======== PROVIDED MATERIAL ========
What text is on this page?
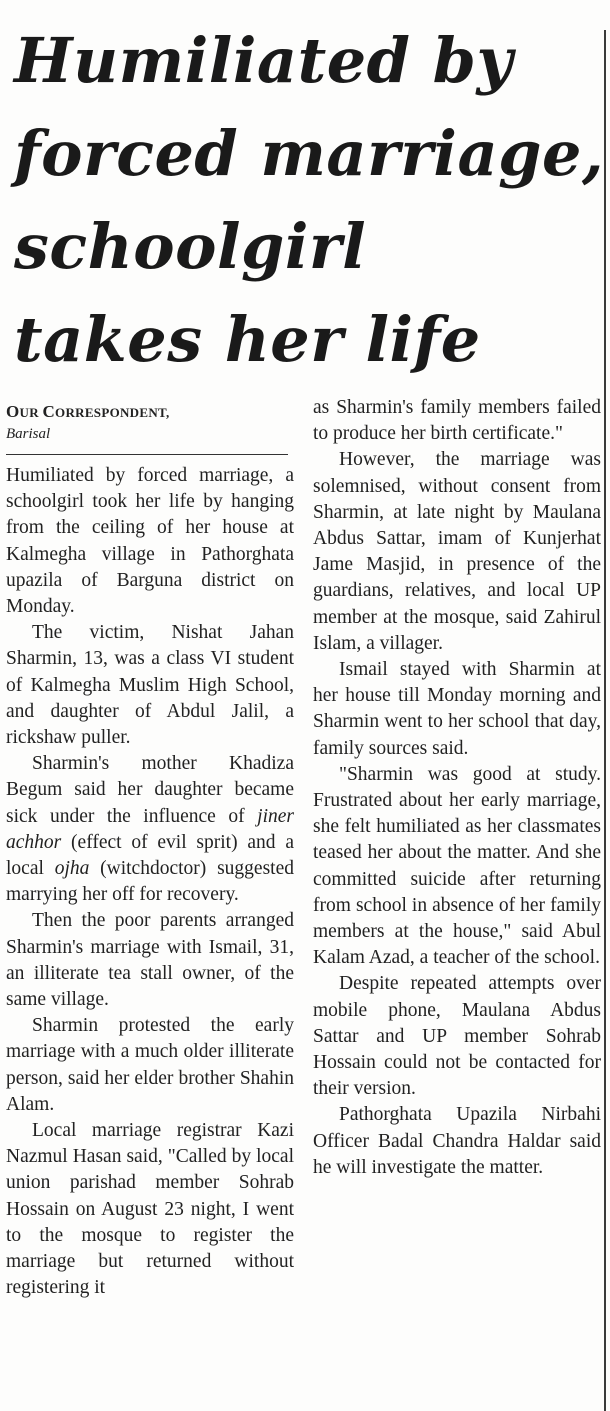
Humiliated by
forced marriage,
schoolgirl
takes her life
OUR CORRESPONDENT,
Barisal

Humiliated by forced marriage, a schoolgirl took her life by hanging from the ceiling of her house at Kalmegha village in Pathorghata upazila of Barguna district on Monday.

The victim, Nishat Jahan Sharmin, 13, was a class VI student of Kalmegha Muslim High School, and daughter of Abdul Jalil, a rickshaw puller.

Sharmin's mother Khadiza Begum said her daughter became sick under the influence of jiner achhor (effect of evil sprit) and a local ojha (witchdoctor) suggested marrying her off for recovery.

Then the poor parents arranged Sharmin's marriage with Ismail, 31, an illiterate tea stall owner, of the same village.

Sharmin protested the early marriage with a much older illiterate person, said her elder brother Shahin Alam.

Local marriage registrar Kazi Nazmul Hasan said, "Called by local union parishad member Sohrab Hossain on August 23 night, I went to the mosque to register the marriage but returned without registering it

as Sharmin's family members failed to produce her birth certificate."

However, the marriage was solemnised, without consent from Sharmin, at late night by Maulana Abdus Sattar, imam of Kunjerhat Jame Masjid, in presence of the guardians, relatives, and local UP member at the mosque, said Zahirul Islam, a villager.

Ismail stayed with Sharmin at her house till Monday morning and Sharmin went to her school that day, family sources said.

"Sharmin was good at study. Frustrated about her early marriage, she felt humiliated as her classmates teased her about the matter. And she committed suicide after returning from school in absence of her family members at the house," said Abul Kalam Azad, a teacher of the school.

Despite repeated attempts over mobile phone, Maulana Abdus Sattar and UP member Sohrab Hossain could not be contacted for their version.

Pathorghata Upazila Nirbahi Officer Badal Chandra Haldar said he will investigate the matter.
========
◆ PROBLEM DESCRIPTION ◆
Filter lines by "life" and return each hit.

◆ EXERCISE RESULT ◆
takes her life
Humiliated by forced marriage, a schoolgirl took her life by hanging from the ceiling of her house at Kalmegha village in Pathorghata upazila of Barguna district on Monday.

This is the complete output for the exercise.